ITEMS »

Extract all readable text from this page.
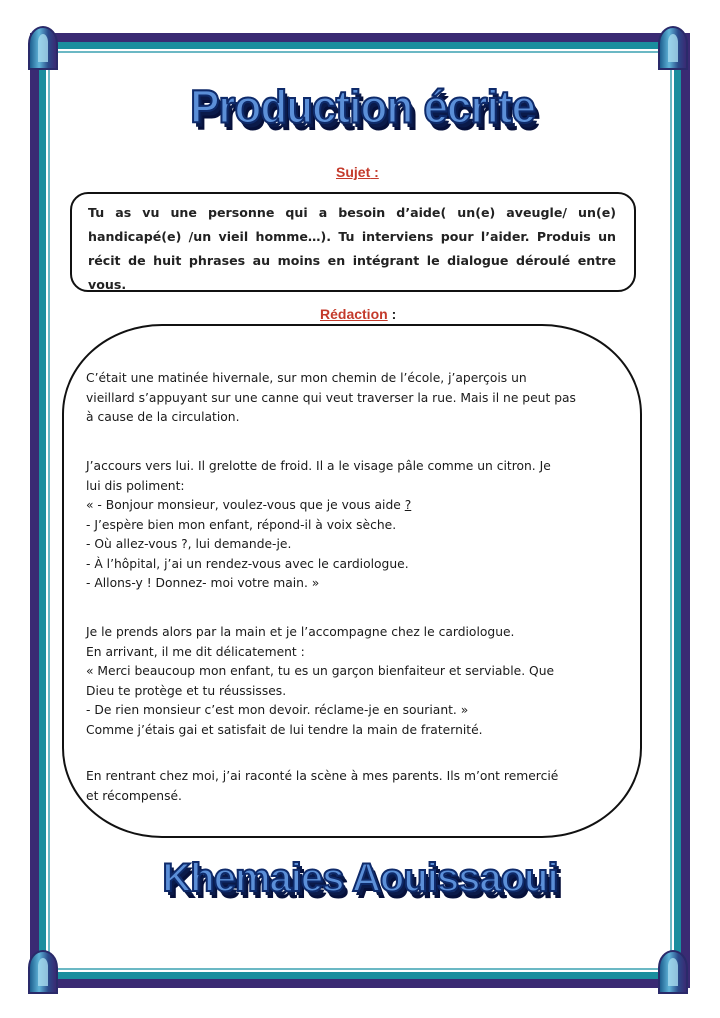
Production écrite
Sujet :
Tu as vu une personne qui a besoin d’aide( un(e) aveugle/ un(e) handicapé(e) /un vieil homme…). Tu interviens pour l’aider. Produis un récit de huit phrases au moins en intégrant le dialogue déroulé entre vous.
Rédaction :
C’était une matinée hivernale, sur mon chemin de l’école, j’aperçois un
vieillard s’appuyant sur une canne qui veut traverser la rue. Mais il ne peut pas
à cause de la circulation.
J’accours vers lui. Il grelotte de froid. Il a le visage pâle comme un citron. Je
lui dis poliment:
« - Bonjour monsieur, voulez-vous que je vous aide ?
- J’espère bien mon enfant, répond-il à voix sèche.
- Où allez-vous ?, lui demande-je.
- À l’hôpital, j’ai un rendez-vous avec le cardiologue.
- Allons-y ! Donnez- moi votre main. »
Je le prends alors par la main et je l’accompagne chez le cardiologue.
En arrivant, il me dit délicatement :
« Merci beaucoup mon enfant, tu es un garçon bienfaiteur et serviable. Que
Dieu te protège et tu réussisses.
- De rien monsieur c’est mon devoir. réclame-je en souriant. »
Comme j’étais gai et satisfait de lui tendre la main de fraternité.
En rentrant chez moi, j’ai raconté la scène à mes parents. Ils m’ont remercié
et récompensé.
Khemaies Aouissaoui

STATED GOAL »
Filter for "cardiologue". Return all lines that hold it.

EXPECTED OUTPUT »
- À l’hôpital, j’ai un rendez-vous avec le cardiologue.
Je le prends alors par la main et je l’accompagne chez le cardiologue.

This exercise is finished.